Requirements:
Locate each line below that includes "drugs" and reproduce it.

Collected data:
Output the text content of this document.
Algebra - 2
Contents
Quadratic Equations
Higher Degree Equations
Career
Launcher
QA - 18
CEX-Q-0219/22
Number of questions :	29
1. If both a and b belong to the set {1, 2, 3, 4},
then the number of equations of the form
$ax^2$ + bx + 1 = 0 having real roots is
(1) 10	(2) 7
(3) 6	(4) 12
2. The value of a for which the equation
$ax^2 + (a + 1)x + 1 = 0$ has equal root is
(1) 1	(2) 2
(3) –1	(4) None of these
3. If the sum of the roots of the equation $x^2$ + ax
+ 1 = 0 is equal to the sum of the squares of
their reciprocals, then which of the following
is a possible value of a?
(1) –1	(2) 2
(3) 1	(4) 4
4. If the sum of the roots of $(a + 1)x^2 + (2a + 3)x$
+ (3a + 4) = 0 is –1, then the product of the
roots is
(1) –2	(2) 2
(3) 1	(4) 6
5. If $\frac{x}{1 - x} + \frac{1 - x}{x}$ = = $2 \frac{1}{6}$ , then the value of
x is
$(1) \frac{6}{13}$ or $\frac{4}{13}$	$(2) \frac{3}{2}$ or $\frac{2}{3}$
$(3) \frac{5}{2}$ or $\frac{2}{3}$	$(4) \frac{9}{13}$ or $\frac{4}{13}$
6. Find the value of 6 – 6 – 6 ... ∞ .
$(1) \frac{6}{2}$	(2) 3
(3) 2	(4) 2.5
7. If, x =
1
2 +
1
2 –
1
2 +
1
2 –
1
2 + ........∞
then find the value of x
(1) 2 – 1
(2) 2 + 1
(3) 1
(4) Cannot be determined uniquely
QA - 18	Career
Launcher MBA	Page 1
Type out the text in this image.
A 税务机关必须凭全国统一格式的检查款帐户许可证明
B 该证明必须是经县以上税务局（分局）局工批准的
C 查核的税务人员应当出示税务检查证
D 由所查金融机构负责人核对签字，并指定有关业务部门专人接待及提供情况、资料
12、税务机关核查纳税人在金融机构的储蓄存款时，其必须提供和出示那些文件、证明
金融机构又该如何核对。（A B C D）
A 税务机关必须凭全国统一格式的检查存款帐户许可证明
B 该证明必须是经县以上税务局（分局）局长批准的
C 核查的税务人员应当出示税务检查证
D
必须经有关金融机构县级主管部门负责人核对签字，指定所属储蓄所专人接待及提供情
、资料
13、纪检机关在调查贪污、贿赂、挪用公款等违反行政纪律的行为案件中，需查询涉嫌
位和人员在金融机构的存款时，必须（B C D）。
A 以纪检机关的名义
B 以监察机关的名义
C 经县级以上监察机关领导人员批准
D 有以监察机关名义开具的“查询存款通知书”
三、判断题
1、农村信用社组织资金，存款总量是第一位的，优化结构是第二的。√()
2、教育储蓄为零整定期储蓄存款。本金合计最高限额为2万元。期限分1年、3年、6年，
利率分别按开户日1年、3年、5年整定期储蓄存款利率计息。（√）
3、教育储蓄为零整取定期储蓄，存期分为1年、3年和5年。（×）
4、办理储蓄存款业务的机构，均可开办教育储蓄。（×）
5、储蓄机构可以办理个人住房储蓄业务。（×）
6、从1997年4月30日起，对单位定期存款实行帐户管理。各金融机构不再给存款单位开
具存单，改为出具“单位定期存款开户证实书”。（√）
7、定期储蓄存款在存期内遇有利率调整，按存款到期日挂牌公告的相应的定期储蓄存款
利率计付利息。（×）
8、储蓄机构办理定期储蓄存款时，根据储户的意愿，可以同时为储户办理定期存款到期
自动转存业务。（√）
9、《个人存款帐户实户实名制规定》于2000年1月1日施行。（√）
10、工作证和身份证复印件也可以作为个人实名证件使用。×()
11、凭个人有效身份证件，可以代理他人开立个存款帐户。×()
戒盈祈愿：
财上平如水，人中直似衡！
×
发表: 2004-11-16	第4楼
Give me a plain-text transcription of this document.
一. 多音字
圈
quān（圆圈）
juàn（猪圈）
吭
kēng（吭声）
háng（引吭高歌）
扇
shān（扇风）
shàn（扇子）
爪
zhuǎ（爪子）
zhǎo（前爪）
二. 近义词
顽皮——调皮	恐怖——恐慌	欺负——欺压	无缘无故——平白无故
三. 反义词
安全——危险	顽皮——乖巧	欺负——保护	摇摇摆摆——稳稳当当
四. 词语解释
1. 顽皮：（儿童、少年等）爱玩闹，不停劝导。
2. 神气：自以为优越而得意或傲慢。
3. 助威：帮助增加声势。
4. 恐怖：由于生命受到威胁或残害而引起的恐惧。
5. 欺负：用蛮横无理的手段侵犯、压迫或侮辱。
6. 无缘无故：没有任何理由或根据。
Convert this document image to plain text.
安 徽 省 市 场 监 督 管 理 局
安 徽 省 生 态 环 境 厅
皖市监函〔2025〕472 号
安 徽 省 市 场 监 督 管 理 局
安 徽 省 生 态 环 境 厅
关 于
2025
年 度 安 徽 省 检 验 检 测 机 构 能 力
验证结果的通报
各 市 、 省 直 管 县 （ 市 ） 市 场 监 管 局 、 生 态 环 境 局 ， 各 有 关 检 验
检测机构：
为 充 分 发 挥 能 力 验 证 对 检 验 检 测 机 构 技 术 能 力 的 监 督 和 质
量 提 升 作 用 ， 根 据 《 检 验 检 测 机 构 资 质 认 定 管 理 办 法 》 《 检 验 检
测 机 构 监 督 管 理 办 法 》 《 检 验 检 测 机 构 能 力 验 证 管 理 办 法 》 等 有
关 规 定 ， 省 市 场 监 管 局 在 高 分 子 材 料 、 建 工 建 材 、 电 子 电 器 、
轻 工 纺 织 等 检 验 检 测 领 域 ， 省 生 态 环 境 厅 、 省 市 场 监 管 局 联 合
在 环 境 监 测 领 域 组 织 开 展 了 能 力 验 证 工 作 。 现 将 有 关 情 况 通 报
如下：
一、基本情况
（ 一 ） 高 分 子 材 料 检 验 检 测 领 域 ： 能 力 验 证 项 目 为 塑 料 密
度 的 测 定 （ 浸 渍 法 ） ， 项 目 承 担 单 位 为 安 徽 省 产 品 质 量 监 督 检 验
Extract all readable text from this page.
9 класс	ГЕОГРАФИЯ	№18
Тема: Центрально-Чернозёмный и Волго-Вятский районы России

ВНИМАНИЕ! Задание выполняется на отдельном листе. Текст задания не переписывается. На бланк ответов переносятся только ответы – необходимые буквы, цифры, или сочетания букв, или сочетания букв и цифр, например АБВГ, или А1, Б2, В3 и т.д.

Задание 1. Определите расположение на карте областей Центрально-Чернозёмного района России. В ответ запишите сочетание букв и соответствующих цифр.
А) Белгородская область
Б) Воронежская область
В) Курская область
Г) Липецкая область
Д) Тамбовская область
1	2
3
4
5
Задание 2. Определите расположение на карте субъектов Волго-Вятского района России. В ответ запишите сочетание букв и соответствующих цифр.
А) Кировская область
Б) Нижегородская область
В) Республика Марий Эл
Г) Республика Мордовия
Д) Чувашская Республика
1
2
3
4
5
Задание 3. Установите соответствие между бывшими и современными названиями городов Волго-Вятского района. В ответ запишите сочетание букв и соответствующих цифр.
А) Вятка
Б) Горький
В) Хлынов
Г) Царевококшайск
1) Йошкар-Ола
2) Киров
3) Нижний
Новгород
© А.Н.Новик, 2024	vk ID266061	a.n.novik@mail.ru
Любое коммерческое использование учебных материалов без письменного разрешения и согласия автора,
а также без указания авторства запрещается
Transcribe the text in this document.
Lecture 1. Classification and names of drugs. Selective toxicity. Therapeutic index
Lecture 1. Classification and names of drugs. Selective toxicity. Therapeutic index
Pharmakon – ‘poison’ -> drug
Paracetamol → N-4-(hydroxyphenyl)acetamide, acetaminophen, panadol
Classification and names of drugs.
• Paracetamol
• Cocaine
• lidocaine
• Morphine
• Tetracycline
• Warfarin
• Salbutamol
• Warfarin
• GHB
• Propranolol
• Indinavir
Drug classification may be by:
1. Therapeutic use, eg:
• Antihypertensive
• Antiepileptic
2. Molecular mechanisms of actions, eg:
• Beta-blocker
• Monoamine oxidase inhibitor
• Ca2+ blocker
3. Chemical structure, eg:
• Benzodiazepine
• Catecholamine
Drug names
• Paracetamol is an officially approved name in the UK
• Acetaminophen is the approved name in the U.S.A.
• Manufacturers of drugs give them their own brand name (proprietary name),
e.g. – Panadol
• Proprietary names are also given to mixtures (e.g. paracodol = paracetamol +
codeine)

Worked solution:
Lecture 1. Classification and names of drugs. Selective toxicity. Therapeutic index
Lecture 1. Classification and names of drugs. Selective toxicity. Therapeutic index
Classification and names of drugs.
• Manufacturers of drugs give them their own brand name (proprietary name),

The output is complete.